Find the lines below that contain the word "JSON" and count them. Only the number should be given.
--- Begin Data provided ---
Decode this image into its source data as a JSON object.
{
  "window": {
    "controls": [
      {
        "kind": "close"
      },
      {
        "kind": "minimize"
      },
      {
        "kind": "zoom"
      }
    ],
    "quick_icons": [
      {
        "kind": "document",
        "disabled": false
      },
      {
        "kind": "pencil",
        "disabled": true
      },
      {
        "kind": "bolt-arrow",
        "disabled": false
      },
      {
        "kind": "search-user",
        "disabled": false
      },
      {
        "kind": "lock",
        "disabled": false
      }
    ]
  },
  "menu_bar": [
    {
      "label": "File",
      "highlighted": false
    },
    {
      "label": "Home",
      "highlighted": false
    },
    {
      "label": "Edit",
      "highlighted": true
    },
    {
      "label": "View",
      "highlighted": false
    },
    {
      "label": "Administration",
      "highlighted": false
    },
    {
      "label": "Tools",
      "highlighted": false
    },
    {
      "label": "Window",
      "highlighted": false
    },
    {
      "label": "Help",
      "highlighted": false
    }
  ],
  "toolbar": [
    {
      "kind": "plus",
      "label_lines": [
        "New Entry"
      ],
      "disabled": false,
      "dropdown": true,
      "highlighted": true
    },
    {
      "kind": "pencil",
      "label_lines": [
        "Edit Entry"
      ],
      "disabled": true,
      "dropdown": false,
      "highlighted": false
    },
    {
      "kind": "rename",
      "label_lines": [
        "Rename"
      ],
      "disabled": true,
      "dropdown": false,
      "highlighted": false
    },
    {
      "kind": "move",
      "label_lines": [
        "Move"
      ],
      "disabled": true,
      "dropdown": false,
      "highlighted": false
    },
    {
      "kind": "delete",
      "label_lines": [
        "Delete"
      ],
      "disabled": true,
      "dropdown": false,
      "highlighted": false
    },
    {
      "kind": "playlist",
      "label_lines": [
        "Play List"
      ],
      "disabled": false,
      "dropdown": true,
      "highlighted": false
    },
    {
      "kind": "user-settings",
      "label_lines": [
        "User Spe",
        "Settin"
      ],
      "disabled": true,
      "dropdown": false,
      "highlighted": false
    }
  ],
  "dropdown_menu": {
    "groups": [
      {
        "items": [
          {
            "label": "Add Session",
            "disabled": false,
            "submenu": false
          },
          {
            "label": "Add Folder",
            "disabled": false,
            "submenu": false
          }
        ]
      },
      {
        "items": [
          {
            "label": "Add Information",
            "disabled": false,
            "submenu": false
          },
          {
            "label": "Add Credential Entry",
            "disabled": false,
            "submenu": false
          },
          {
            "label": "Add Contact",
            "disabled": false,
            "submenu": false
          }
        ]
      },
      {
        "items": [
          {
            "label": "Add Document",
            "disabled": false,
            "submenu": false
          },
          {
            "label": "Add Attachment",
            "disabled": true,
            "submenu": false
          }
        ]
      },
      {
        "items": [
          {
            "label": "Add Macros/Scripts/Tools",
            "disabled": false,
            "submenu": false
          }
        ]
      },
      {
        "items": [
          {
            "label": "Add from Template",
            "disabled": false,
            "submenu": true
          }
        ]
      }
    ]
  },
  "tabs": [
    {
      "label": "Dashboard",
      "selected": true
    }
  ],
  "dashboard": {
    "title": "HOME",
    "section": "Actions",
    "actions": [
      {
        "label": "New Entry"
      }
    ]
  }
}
--- End Data provided ---
--- Begin Data provided ---
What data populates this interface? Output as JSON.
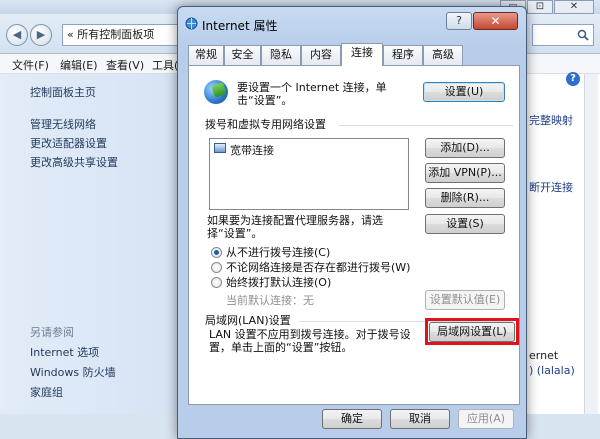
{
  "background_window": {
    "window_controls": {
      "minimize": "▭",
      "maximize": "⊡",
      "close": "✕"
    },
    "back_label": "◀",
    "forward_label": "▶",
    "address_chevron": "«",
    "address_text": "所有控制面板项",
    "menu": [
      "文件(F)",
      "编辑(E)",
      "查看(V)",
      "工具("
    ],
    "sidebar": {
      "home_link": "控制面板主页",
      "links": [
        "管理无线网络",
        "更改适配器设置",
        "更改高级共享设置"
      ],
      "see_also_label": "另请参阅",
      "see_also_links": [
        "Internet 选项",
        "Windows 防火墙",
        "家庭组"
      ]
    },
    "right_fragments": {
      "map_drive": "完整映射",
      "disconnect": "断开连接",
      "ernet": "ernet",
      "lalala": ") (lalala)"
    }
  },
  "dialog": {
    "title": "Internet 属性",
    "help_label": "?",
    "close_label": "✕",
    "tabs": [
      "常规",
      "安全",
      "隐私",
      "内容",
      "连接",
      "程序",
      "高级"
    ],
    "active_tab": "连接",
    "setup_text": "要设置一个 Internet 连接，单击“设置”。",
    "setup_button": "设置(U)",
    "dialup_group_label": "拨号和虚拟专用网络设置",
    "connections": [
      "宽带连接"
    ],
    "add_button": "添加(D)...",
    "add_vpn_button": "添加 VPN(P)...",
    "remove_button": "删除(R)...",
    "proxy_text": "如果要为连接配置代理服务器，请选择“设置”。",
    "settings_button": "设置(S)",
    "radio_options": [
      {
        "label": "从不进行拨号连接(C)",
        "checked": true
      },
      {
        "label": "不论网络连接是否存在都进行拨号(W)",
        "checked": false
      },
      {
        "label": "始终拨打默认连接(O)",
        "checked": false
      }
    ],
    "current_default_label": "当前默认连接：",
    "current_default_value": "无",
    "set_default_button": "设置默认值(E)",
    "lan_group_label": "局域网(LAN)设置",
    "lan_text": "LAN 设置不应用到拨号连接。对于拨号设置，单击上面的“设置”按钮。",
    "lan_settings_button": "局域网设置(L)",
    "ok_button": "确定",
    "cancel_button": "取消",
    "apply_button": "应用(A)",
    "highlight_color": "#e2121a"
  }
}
--- End Data provided ---
Solution to this problem -> 2